### What to produce
Locate every line that holds the string "modificar" and copy it.
-------
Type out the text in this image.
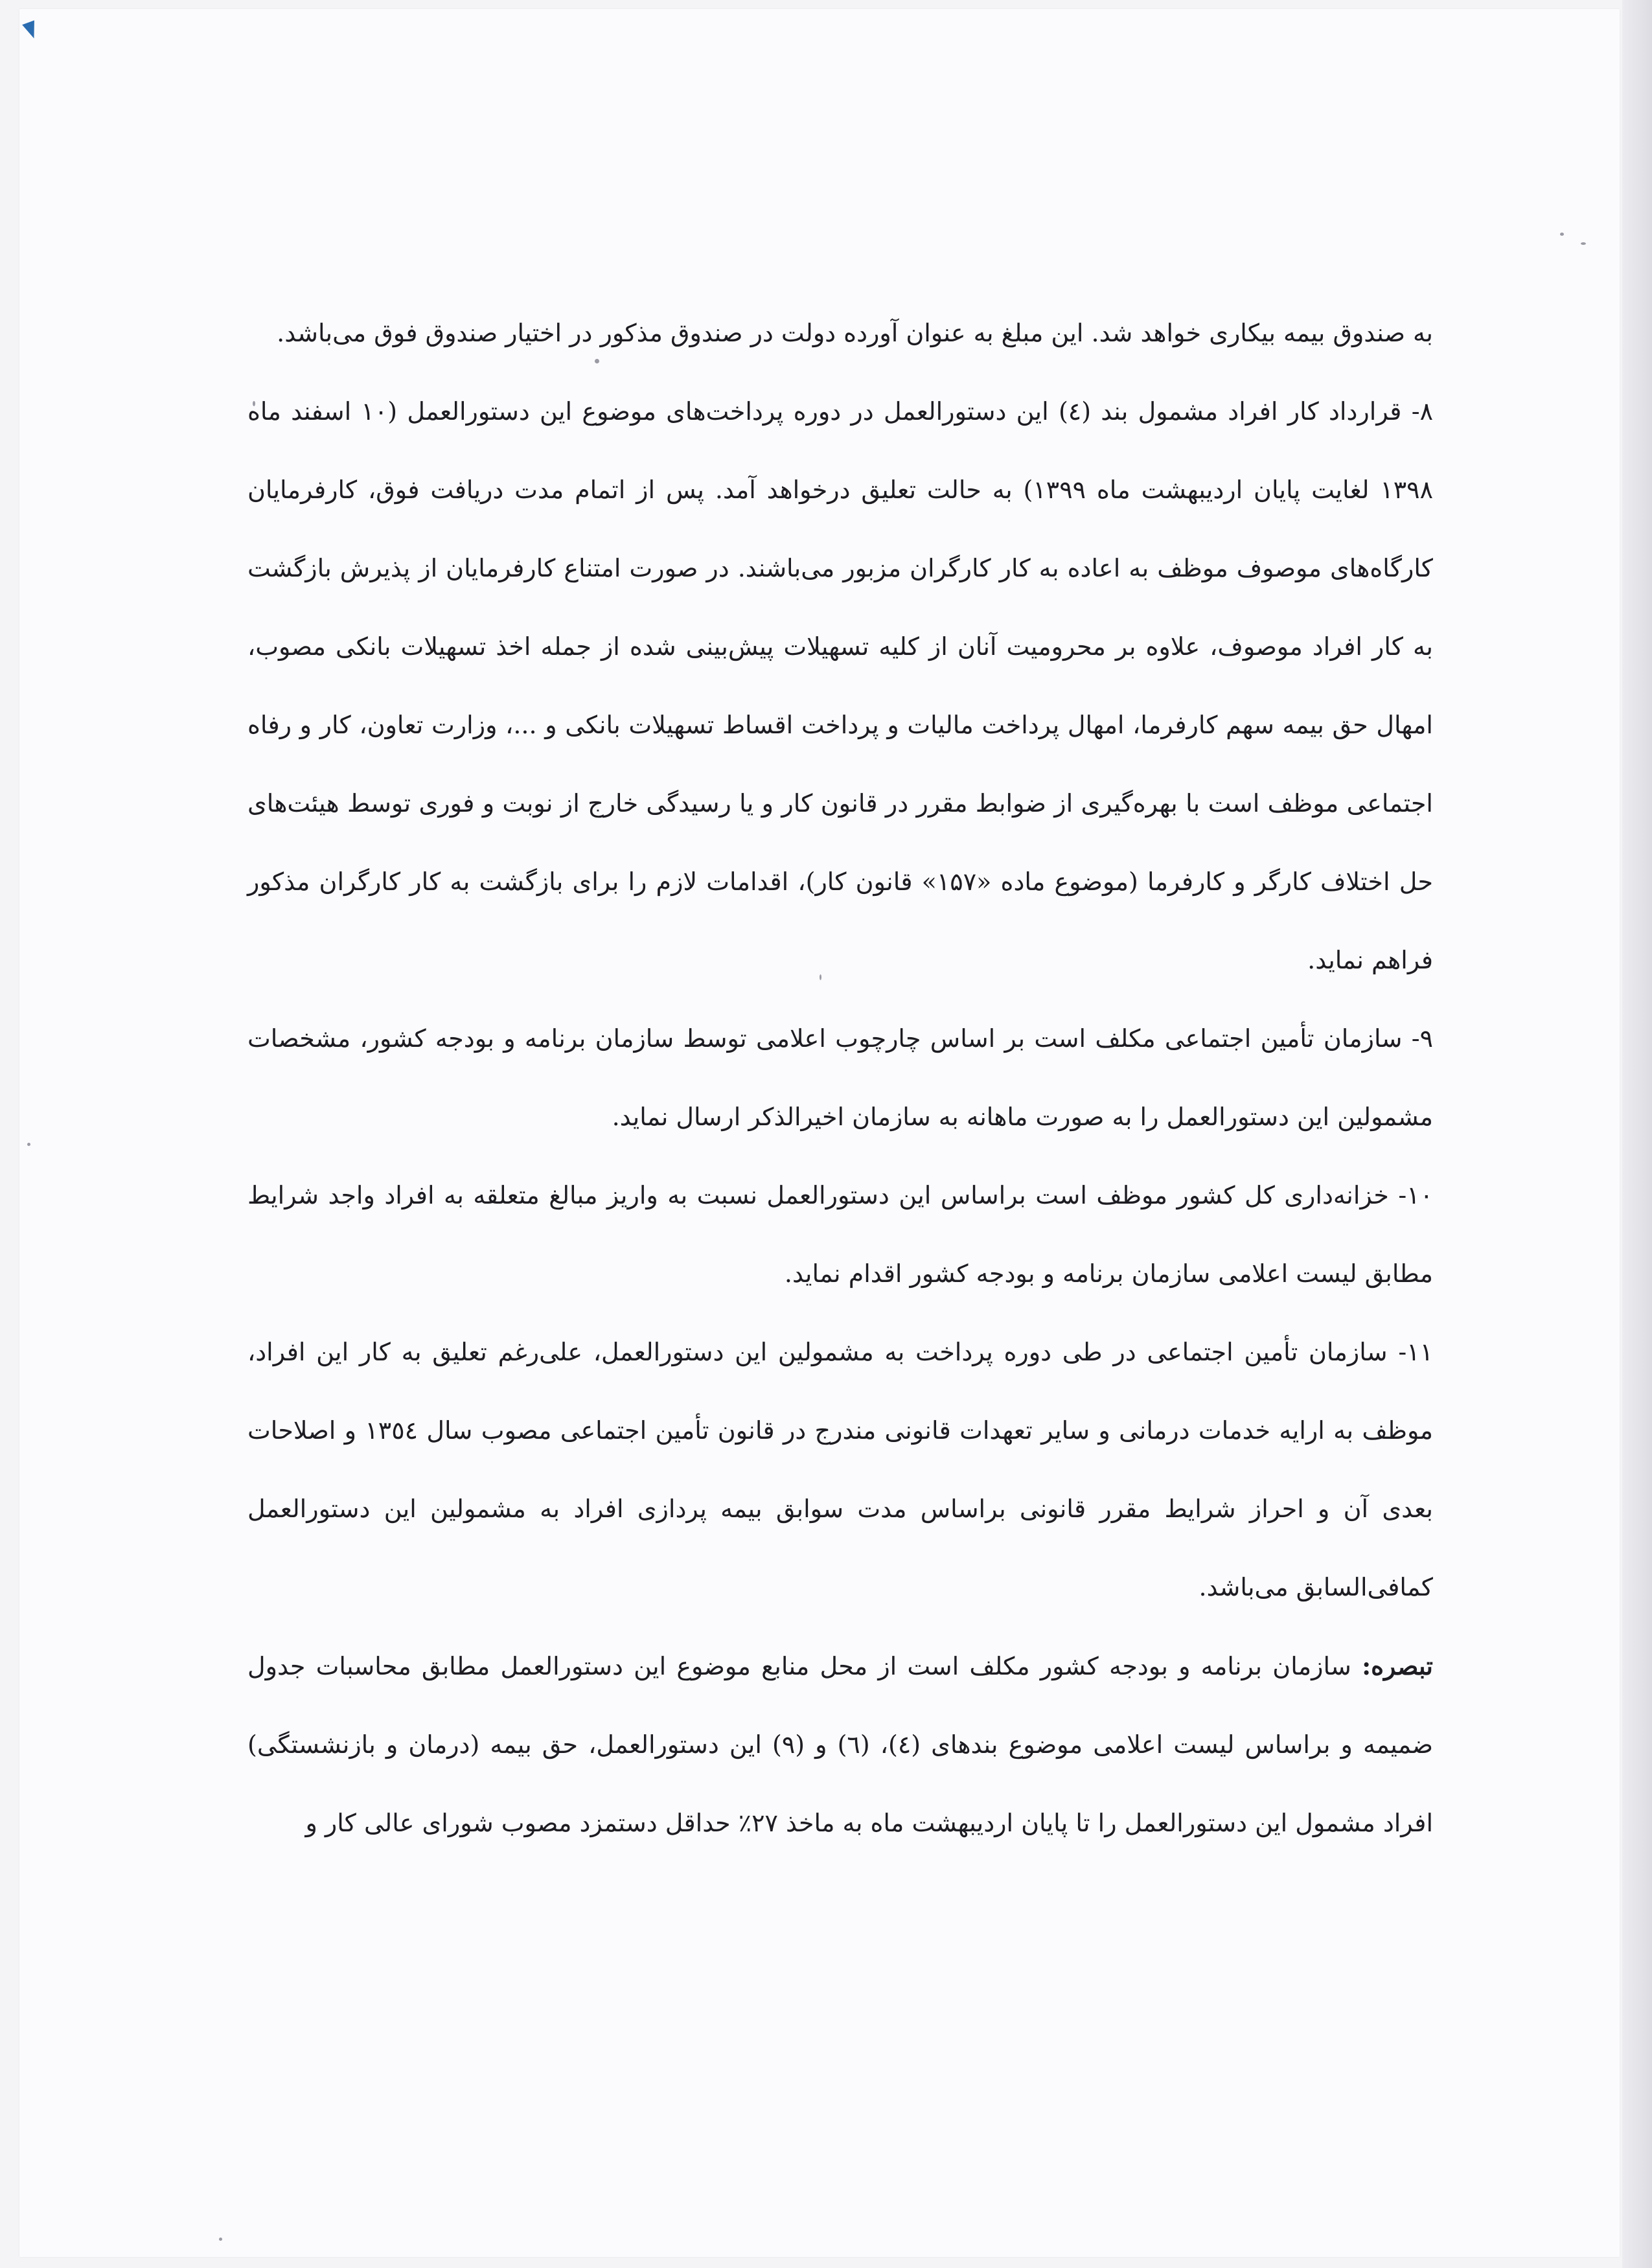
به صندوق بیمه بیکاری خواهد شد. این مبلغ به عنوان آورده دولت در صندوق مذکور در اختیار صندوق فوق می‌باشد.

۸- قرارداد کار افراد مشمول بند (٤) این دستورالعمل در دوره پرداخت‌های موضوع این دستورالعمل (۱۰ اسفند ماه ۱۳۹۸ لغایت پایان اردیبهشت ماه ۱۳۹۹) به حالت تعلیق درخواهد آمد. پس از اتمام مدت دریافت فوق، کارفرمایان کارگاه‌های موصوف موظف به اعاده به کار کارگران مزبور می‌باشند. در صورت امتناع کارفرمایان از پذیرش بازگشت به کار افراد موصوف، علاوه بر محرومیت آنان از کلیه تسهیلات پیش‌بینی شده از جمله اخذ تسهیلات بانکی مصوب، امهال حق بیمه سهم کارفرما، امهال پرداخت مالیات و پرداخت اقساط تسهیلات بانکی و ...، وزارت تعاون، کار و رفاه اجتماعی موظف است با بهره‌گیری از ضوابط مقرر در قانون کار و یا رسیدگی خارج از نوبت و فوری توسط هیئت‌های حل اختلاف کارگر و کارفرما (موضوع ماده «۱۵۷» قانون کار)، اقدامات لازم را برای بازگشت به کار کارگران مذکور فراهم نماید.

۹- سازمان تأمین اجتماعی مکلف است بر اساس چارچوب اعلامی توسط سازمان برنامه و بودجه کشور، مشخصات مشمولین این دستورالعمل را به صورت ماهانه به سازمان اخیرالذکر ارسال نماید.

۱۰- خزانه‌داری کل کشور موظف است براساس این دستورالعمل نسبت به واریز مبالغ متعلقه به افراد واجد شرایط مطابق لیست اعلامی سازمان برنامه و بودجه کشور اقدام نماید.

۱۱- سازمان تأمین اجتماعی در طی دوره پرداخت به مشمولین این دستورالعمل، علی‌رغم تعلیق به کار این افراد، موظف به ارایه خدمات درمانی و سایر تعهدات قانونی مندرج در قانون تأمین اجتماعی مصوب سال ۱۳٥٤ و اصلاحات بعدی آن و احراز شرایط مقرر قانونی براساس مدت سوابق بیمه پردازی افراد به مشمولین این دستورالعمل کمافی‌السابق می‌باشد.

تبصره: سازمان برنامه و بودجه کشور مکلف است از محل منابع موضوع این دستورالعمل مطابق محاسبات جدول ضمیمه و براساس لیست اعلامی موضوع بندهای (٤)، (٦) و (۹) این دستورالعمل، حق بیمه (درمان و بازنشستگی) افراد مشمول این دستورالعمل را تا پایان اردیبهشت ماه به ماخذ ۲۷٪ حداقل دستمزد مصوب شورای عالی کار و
-------
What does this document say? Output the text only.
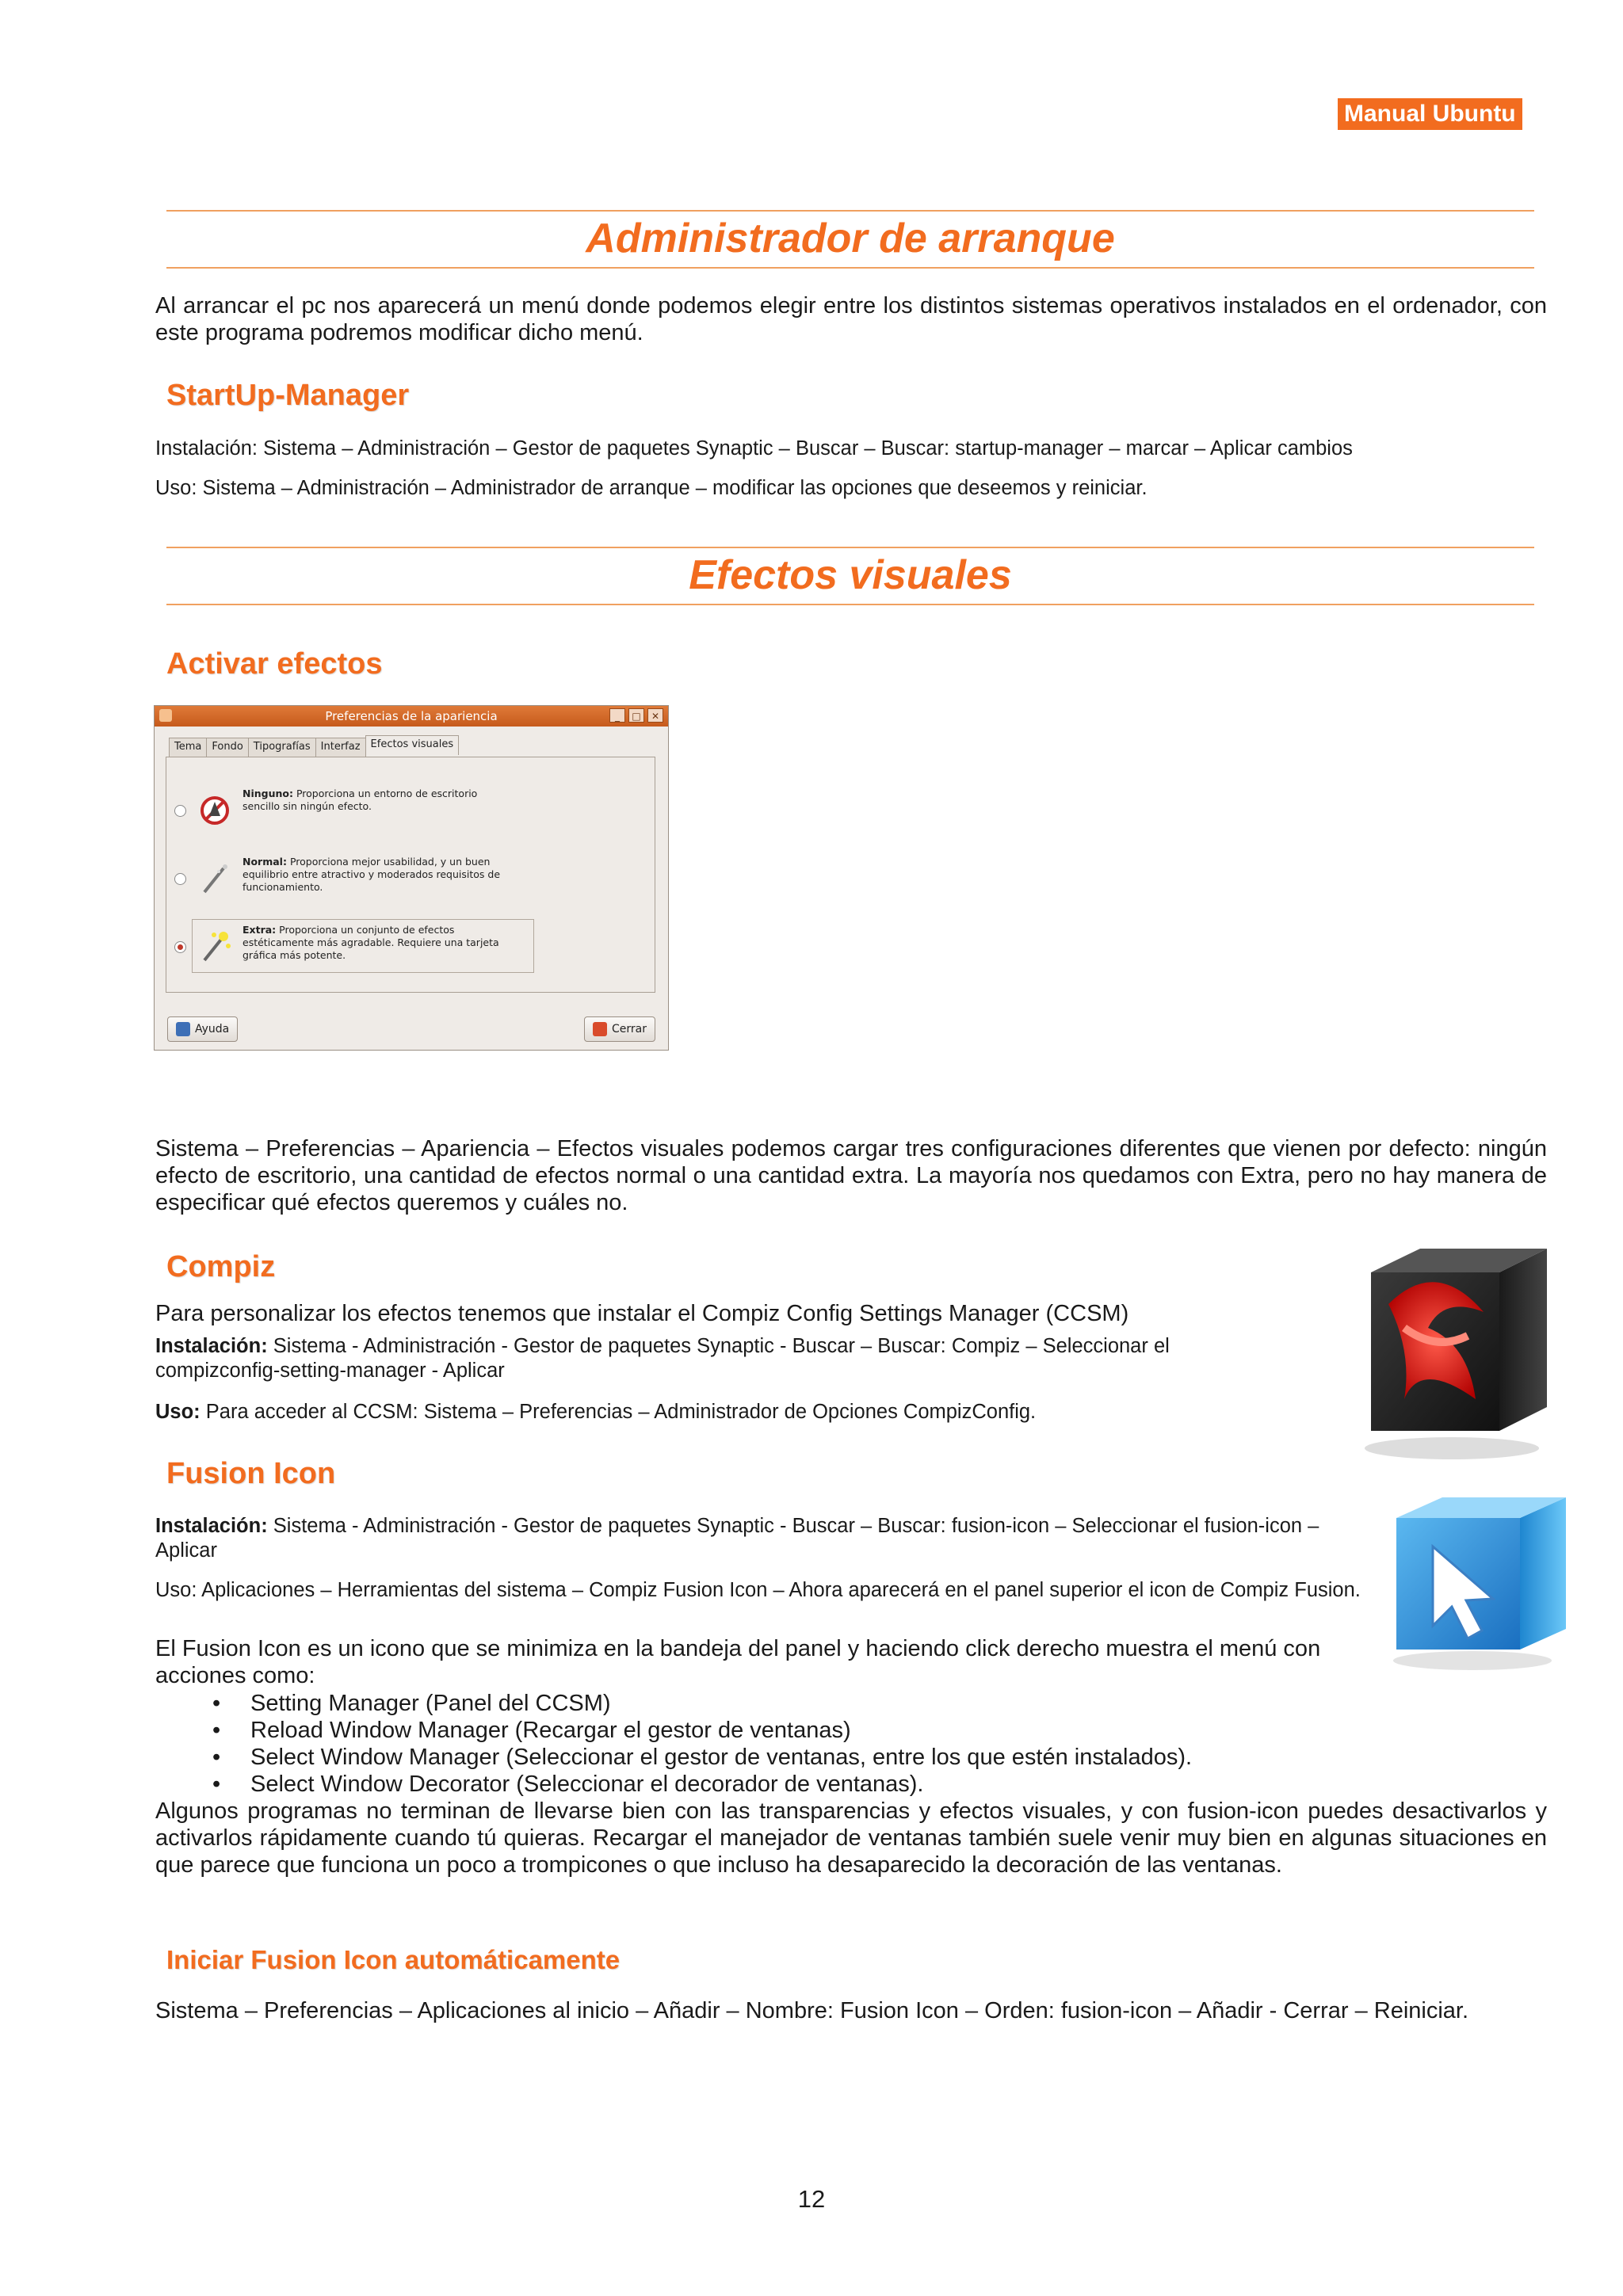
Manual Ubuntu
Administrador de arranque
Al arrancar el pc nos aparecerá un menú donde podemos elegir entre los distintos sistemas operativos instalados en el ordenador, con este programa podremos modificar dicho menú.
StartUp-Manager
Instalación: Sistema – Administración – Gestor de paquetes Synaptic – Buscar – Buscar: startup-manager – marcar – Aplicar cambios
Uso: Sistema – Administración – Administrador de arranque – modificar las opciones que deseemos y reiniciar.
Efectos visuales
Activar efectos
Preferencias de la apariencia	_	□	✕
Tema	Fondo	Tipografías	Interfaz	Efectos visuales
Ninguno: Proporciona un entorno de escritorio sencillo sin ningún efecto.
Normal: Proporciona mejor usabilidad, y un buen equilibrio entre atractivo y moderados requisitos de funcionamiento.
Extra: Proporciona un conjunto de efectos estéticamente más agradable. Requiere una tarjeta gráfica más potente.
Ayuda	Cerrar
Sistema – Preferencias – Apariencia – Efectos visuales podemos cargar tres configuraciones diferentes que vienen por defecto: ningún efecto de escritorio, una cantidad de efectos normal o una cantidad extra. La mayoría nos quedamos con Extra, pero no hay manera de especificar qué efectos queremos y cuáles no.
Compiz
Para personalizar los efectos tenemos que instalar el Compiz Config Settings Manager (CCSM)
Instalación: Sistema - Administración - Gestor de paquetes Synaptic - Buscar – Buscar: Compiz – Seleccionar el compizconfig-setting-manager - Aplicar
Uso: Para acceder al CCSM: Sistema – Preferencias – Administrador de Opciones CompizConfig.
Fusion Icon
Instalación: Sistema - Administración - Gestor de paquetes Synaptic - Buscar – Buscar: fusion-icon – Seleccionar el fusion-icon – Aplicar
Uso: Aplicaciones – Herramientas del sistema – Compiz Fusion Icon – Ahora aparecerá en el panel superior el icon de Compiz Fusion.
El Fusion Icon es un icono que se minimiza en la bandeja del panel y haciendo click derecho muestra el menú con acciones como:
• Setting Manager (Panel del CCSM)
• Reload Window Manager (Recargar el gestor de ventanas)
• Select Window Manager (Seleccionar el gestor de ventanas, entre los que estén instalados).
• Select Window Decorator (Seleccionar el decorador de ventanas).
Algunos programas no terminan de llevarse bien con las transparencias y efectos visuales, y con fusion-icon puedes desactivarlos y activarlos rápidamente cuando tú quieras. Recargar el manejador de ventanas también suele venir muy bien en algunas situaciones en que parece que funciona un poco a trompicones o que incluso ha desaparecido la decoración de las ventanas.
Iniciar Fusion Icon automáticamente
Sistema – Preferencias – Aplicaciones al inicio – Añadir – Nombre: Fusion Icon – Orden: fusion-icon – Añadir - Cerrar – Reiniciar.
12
-------
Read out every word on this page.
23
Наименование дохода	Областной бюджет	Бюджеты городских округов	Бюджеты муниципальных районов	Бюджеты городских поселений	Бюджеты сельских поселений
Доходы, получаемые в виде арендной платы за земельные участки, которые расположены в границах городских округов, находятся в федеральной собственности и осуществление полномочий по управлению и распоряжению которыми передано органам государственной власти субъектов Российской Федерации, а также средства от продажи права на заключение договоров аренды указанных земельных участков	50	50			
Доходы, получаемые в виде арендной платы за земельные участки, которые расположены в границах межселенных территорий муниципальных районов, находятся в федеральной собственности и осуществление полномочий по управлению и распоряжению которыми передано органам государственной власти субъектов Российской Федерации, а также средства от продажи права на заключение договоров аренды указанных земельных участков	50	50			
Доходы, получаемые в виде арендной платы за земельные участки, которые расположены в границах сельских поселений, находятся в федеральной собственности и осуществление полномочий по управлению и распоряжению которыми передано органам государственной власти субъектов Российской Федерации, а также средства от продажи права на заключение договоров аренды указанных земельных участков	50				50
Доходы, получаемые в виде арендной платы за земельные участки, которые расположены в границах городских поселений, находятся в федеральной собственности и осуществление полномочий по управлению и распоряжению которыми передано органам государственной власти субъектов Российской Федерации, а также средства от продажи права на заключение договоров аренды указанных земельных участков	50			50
-------
### Reply
Al arrancar el pc nos aparecerá un menú donde podemos elegir entre los distintos sistemas operativos instalados en el ordenador, con este programa podremos modificar dicho menú.
Uso: Sistema – Administración – Administrador de arranque – modificar las opciones que deseemos y reiniciar.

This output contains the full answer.